* [Task prompt]: Restate the entries below verbatim.

* [Materials provided]:
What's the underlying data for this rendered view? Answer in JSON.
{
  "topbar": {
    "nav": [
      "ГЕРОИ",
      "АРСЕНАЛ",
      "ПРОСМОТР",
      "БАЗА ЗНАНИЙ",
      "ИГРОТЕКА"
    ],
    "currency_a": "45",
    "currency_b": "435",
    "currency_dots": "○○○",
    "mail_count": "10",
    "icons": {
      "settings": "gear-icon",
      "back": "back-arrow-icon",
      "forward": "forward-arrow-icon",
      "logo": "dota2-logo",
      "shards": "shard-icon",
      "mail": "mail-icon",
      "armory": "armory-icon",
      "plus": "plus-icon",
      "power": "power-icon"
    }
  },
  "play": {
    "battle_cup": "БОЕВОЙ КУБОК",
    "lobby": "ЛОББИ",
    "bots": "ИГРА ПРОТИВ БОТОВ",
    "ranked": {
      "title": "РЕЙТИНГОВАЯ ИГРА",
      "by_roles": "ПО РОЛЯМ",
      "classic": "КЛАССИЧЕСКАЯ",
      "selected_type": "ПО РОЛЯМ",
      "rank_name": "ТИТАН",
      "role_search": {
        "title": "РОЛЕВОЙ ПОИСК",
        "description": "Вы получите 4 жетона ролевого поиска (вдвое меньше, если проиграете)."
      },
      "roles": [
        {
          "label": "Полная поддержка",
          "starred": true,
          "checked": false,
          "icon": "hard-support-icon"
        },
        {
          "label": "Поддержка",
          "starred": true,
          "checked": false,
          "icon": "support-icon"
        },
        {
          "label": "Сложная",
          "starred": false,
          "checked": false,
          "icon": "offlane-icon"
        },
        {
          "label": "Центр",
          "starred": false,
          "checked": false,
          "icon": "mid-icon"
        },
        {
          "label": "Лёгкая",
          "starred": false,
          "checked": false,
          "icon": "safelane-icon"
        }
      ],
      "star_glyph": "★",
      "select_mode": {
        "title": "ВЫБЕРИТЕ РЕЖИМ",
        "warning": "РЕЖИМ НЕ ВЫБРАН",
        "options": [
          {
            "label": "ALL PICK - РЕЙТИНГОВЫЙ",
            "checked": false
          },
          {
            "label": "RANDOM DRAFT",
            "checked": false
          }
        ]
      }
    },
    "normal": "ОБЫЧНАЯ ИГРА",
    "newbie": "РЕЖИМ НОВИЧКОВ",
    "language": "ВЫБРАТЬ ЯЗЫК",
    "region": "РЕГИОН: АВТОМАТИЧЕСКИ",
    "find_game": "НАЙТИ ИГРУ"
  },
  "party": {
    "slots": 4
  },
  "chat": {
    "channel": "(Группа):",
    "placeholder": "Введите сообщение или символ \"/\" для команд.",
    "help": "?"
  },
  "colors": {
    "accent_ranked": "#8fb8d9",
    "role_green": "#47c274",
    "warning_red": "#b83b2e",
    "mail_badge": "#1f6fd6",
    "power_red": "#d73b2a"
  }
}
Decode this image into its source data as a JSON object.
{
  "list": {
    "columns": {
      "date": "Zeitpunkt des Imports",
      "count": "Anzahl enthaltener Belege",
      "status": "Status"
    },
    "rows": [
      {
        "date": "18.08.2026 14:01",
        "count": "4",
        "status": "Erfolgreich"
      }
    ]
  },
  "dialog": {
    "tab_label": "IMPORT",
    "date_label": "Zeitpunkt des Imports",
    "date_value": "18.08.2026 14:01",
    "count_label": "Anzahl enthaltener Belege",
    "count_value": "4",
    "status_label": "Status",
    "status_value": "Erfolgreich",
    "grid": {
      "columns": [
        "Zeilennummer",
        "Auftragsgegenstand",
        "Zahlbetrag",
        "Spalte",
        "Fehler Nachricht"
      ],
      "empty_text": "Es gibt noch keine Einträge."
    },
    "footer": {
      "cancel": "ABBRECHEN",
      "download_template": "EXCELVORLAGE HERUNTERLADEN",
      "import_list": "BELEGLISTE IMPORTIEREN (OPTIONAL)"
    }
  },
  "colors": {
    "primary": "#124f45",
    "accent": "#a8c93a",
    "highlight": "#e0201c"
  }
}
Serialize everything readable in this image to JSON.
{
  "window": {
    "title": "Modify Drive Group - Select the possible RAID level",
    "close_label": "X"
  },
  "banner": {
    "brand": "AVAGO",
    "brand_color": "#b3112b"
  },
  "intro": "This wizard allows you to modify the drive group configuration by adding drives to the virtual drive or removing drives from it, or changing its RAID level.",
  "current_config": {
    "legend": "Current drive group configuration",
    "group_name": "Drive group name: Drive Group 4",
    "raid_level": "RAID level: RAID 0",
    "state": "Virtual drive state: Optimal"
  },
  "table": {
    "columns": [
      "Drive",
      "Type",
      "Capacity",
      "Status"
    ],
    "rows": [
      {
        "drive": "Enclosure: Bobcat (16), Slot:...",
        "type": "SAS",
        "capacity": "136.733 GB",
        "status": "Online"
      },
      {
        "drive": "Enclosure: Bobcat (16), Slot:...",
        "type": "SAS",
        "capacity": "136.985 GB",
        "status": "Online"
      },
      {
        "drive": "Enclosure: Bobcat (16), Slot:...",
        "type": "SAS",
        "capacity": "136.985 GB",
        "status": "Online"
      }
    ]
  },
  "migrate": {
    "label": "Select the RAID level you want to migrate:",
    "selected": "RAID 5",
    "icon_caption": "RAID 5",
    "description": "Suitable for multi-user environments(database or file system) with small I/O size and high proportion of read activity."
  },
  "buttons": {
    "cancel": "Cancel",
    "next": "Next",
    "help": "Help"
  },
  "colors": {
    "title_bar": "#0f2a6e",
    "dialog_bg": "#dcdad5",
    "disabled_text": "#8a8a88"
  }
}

* [Task result]:
What's the underlying data for this rendered view? Answer in JSON.
{
  "topbar": {
    "nav": [
      "ГЕРОИ",
      "АРСЕНАЛ",
      "ПРОСМОТР",
      "БАЗА ЗНАНИЙ",
      "ИГРОТЕКА"
    ],
    "currency_a": "45",
    "currency_b": "435",
    "currency_dots": "○○○",
    "mail_count": "10",
    "icons": {
      "settings": "gear-icon",
      "back": "back-arrow-icon",
      "forward": "forward-arrow-icon",
      "logo": "dota2-logo",
      "shards": "shard-icon",
      "mail": "mail-icon",
      "armory": "armory-icon",
      "plus": "plus-icon",
      "power": "power-icon"
    }
  },
  "play": {
    "battle_cup": "БОЕВОЙ КУБОК",
    "lobby": "ЛОББИ",
    "bots": "ИГРА ПРОТИВ БОТОВ",
    "ranked": {
      "title": "РЕЙТИНГОВАЯ ИГРА",
      "by_roles": "ПО РОЛЯМ",
      "classic": "КЛАССИЧЕСКАЯ",
      "selected_type": "ПО РОЛЯМ",
      "rank_name": "ТИТАН",
      "role_search": {
        "title": "РОЛЕВОЙ ПОИСК",
        "description": "Вы получите 4 жетона ролевого поиска (вдвое меньше, если проиграете)."
      },
      "roles": [
        {
          "label": "Полная поддержка",
          "starred": true,
          "checked": false,
          "icon": "hard-support-icon"
        },
        {
          "label": "Поддержка",
          "starred": true,
          "checked": false,
          "icon": "support-icon"
        },
        {
          "label": "Сложная",
          "starred": false,
          "checked": false,
          "icon": "offlane-icon"
        },
        {
          "label": "Центр",
          "starred": false,
          "checked": false,
          "icon": "mid-icon"
        },
        {
          "label": "Лёгкая",
          "starred": false,
          "checked": false,
          "icon": "safelane-icon"
        }
      ],
      "star_glyph": "★",
      "select_mode": {
        "title": "ВЫБЕРИТЕ РЕЖИМ",
        "warning": "РЕЖИМ НЕ ВЫБРАН",
        "options": [
          {
            "label": "ALL PICK - РЕЙТИНГОВЫЙ",
            "checked": false
          },
          {
            "label": "RANDOM DRAFT",
            "checked": false
          }
        ]
      }
    },
    "normal": "ОБЫЧНАЯ ИГРА",
    "newbie": "РЕЖИМ НОВИЧКОВ",
    "language": "ВЫБРАТЬ ЯЗЫК",
    "region": "РЕГИОН: АВТОМАТИЧЕСКИ",
    "find_game": "НАЙТИ ИГРУ"
  },
  "party": {
    "slots": 4
  },
  "chat": {
    "channel": "(Группа):",
    "placeholder": "Введите сообщение или символ \"/\" для команд.",
    "help": "?"
  },
  "colors": {
    "accent_ranked": "#8fb8d9",
    "role_green": "#47c274",
    "warning_red": "#b83b2e",
    "mail_badge": "#1f6fd6",
    "power_red": "#d73b2a"
  }
}
Decode this image into its source data as a JSON object.
{
  "list": {
    "columns": {
      "date": "Zeitpunkt des Imports",
      "count": "Anzahl enthaltener Belege",
      "status": "Status"
    },
    "rows": [
      {
        "date": "18.08.2026 14:01",
        "count": "4",
        "status": "Erfolgreich"
      }
    ]
  },
  "dialog": {
    "tab_label": "IMPORT",
    "date_label": "Zeitpunkt des Imports",
    "date_value": "18.08.2026 14:01",
    "count_label": "Anzahl enthaltener Belege",
    "count_value": "4",
    "status_label": "Status",
    "status_value": "Erfolgreich",
    "grid": {
      "columns": [
        "Zeilennummer",
        "Auftragsgegenstand",
        "Zahlbetrag",
        "Spalte",
        "Fehler Nachricht"
      ],
      "empty_text": "Es gibt noch keine Einträge."
    },
    "footer": {
      "cancel": "ABBRECHEN",
      "download_template": "EXCELVORLAGE HERUNTERLADEN",
      "import_list": "BELEGLISTE IMPORTIEREN (OPTIONAL)"
    }
  },
  "colors": {
    "primary": "#124f45",
    "accent": "#a8c93a",
    "highlight": "#e0201c"
  }
}
Serialize everything readable in this image to JSON.
{
  "window": {
    "title": "Modify Drive Group - Select the possible RAID level",
    "close_label": "X"
  },
  "banner": {
    "brand": "AVAGO",
    "brand_color": "#b3112b"
  },
  "intro": "This wizard allows you to modify the drive group configuration by adding drives to the virtual drive or removing drives from it, or changing its RAID level.",
  "current_config": {
    "legend": "Current drive group configuration",
    "group_name": "Drive group name: Drive Group 4",
    "raid_level": "RAID level: RAID 0",
    "state": "Virtual drive state: Optimal"
  },
  "table": {
    "columns": [
      "Drive",
      "Type",
      "Capacity",
      "Status"
    ],
    "rows": [
      {
        "drive": "Enclosure: Bobcat (16), Slot:...",
        "type": "SAS",
        "capacity": "136.733 GB",
        "status": "Online"
      },
      {
        "drive": "Enclosure: Bobcat (16), Slot:...",
        "type": "SAS",
        "capacity": "136.985 GB",
        "status": "Online"
      },
      {
        "drive": "Enclosure: Bobcat (16), Slot:...",
        "type": "SAS",
        "capacity": "136.985 GB",
        "status": "Online"
      }
    ]
  },
  "migrate": {
    "label": "Select the RAID level you want to migrate:",
    "selected": "RAID 5",
    "icon_caption": "RAID 5",
    "description": "Suitable for multi-user environments(database or file system) with small I/O size and high proportion of read activity."
  },
  "buttons": {
    "cancel": "Cancel",
    "next": "Next",
    "help": "Help"
  },
  "colors": {
    "title_bar": "#0f2a6e",
    "dialog_bg": "#dcdad5",
    "disabled_text": "#8a8a88"
  }
}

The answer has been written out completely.